• **Aim**
Images are not part of the copy; transcribe all the data exactly.

• **Dataset**
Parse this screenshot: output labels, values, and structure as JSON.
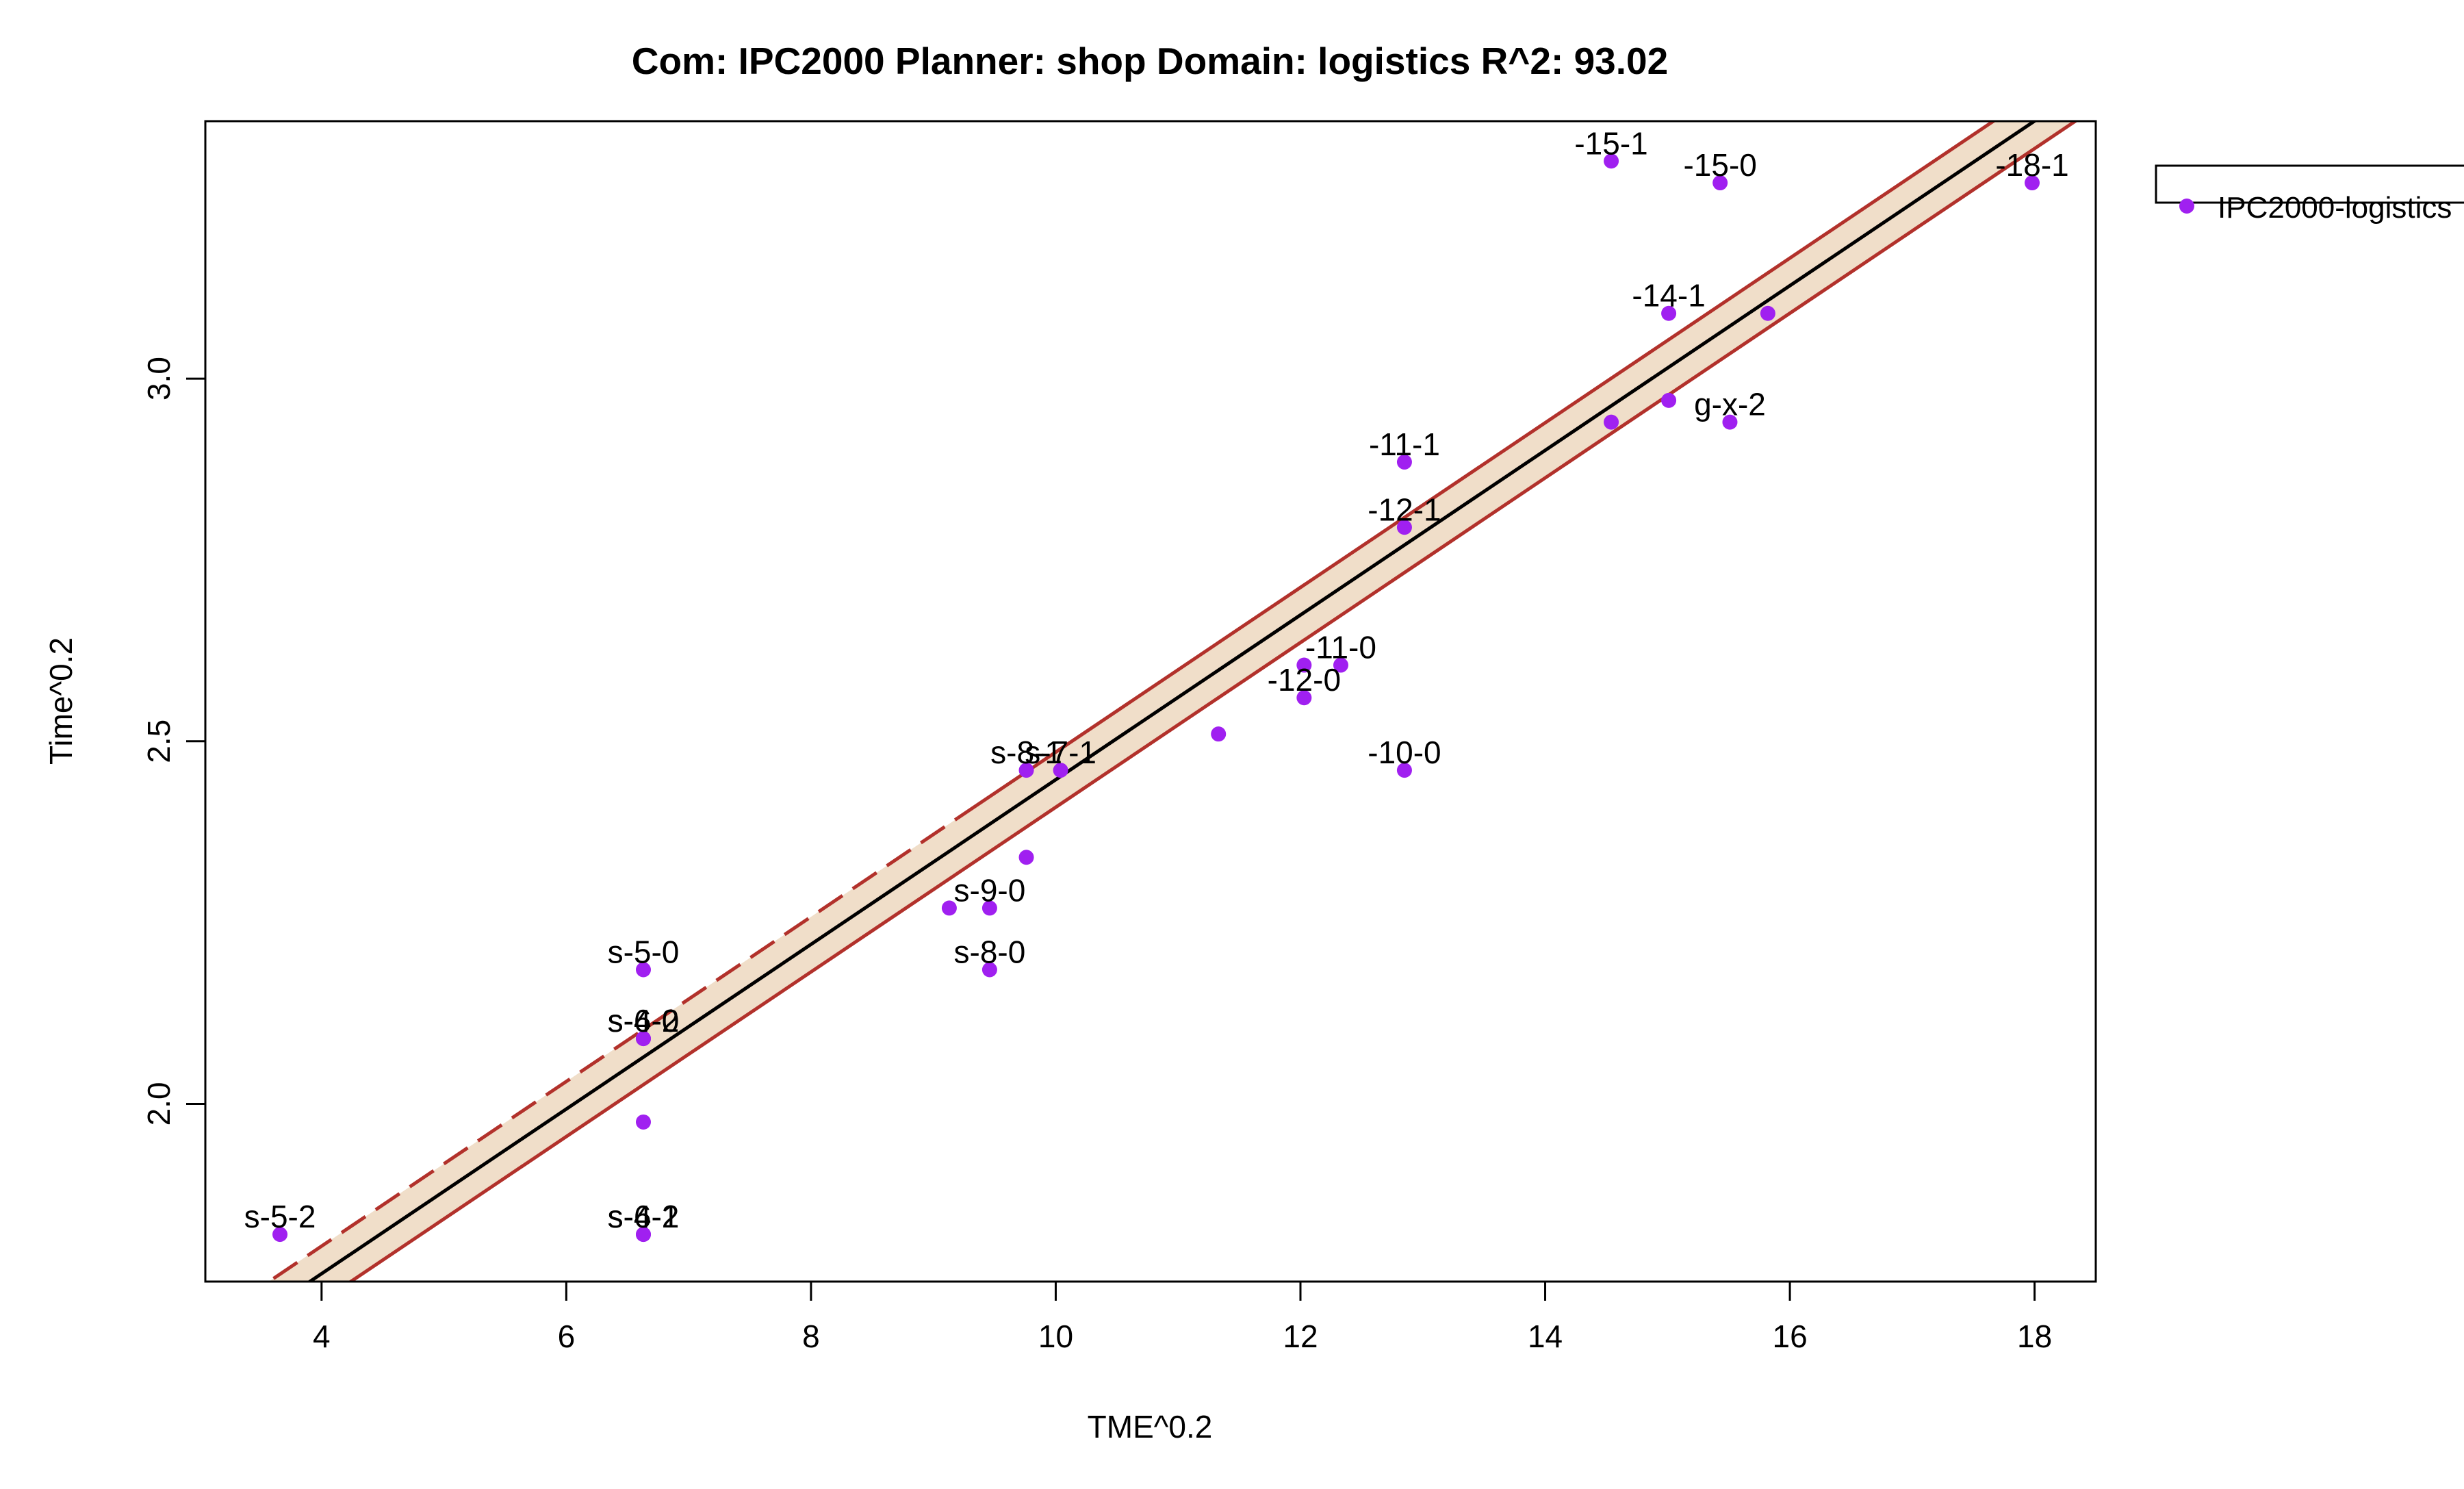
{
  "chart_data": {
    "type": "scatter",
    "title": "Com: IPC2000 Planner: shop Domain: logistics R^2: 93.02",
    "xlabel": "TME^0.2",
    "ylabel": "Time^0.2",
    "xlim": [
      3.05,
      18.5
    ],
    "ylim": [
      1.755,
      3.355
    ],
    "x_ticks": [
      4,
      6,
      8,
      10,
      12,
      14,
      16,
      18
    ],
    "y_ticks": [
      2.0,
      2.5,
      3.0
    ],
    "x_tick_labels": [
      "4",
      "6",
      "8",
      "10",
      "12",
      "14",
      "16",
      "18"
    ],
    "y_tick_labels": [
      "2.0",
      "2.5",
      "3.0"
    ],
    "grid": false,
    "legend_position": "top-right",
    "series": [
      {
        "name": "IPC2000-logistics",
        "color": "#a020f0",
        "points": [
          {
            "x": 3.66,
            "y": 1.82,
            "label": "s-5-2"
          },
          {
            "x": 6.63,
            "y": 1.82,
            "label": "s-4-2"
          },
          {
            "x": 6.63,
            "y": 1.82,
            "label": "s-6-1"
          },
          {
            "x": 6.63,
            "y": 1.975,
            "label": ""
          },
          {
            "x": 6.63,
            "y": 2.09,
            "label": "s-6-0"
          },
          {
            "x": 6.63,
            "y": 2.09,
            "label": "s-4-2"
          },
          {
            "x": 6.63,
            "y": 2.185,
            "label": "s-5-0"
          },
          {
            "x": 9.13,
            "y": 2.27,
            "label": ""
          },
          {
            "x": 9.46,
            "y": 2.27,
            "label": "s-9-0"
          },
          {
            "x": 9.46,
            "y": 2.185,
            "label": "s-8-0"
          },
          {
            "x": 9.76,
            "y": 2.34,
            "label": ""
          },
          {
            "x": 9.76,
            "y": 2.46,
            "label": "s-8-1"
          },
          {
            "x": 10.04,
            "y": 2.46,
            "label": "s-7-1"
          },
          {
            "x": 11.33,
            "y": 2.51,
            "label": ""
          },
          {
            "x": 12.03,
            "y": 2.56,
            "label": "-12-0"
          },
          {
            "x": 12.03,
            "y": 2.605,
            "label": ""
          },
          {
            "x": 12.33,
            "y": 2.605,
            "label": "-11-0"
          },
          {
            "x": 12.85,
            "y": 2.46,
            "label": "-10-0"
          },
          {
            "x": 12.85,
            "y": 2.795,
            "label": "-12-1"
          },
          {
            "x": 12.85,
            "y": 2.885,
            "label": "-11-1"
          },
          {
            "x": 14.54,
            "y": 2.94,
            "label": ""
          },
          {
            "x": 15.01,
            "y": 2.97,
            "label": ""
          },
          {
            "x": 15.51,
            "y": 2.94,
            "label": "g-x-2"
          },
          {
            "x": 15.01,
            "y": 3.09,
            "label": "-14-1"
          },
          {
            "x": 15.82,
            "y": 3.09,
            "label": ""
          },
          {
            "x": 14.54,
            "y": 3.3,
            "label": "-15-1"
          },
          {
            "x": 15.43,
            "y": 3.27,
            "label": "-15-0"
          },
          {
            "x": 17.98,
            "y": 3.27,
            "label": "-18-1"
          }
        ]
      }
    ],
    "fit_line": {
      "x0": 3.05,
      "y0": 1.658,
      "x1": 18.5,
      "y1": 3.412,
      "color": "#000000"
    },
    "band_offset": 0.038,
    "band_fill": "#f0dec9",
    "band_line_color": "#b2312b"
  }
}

• **Result of the task**
Parse this screenshot: output labels, values, and structure as JSON.
{
  "chart_data": {
    "type": "scatter",
    "title": "Com: IPC2000 Planner: shop Domain: logistics R^2: 93.02",
    "xlabel": "TME^0.2",
    "ylabel": "Time^0.2",
    "xlim": [
      3.05,
      18.5
    ],
    "ylim": [
      1.755,
      3.355
    ],
    "x_ticks": [
      4,
      6,
      8,
      10,
      12,
      14,
      16,
      18
    ],
    "y_ticks": [
      2.0,
      2.5,
      3.0
    ],
    "x_tick_labels": [
      "4",
      "6",
      "8",
      "10",
      "12",
      "14",
      "16",
      "18"
    ],
    "y_tick_labels": [
      "2.0",
      "2.5",
      "3.0"
    ],
    "grid": false,
    "legend_position": "top-right",
    "series": [
      {
        "name": "IPC2000-logistics",
        "color": "#a020f0",
        "points": [
          {
            "x": 3.66,
            "y": 1.82,
            "label": "s-5-2"
          },
          {
            "x": 6.63,
            "y": 1.82,
            "label": "s-4-2"
          },
          {
            "x": 6.63,
            "y": 1.82,
            "label": "s-6-1"
          },
          {
            "x": 6.63,
            "y": 1.975,
            "label": ""
          },
          {
            "x": 6.63,
            "y": 2.09,
            "label": "s-6-0"
          },
          {
            "x": 6.63,
            "y": 2.09,
            "label": "s-4-2"
          },
          {
            "x": 6.63,
            "y": 2.185,
            "label": "s-5-0"
          },
          {
            "x": 9.13,
            "y": 2.27,
            "label": ""
          },
          {
            "x": 9.46,
            "y": 2.27,
            "label": "s-9-0"
          },
          {
            "x": 9.46,
            "y": 2.185,
            "label": "s-8-0"
          },
          {
            "x": 9.76,
            "y": 2.34,
            "label": ""
          },
          {
            "x": 9.76,
            "y": 2.46,
            "label": "s-8-1"
          },
          {
            "x": 10.04,
            "y": 2.46,
            "label": "s-7-1"
          },
          {
            "x": 11.33,
            "y": 2.51,
            "label": ""
          },
          {
            "x": 12.03,
            "y": 2.56,
            "label": "-12-0"
          },
          {
            "x": 12.03,
            "y": 2.605,
            "label": ""
          },
          {
            "x": 12.33,
            "y": 2.605,
            "label": "-11-0"
          },
          {
            "x": 12.85,
            "y": 2.46,
            "label": "-10-0"
          },
          {
            "x": 12.85,
            "y": 2.795,
            "label": "-12-1"
          },
          {
            "x": 12.85,
            "y": 2.885,
            "label": "-11-1"
          },
          {
            "x": 14.54,
            "y": 2.94,
            "label": ""
          },
          {
            "x": 15.01,
            "y": 2.97,
            "label": ""
          },
          {
            "x": 15.51,
            "y": 2.94,
            "label": "g-x-2"
          },
          {
            "x": 15.01,
            "y": 3.09,
            "label": "-14-1"
          },
          {
            "x": 15.82,
            "y": 3.09,
            "label": ""
          },
          {
            "x": 14.54,
            "y": 3.3,
            "label": "-15-1"
          },
          {
            "x": 15.43,
            "y": 3.27,
            "label": "-15-0"
          },
          {
            "x": 17.98,
            "y": 3.27,
            "label": "-18-1"
          }
        ]
      }
    ],
    "fit_line": {
      "x0": 3.05,
      "y0": 1.658,
      "x1": 18.5,
      "y1": 3.412,
      "color": "#000000"
    },
    "band_offset": 0.038,
    "band_fill": "#f0dec9",
    "band_line_color": "#b2312b"
  }
}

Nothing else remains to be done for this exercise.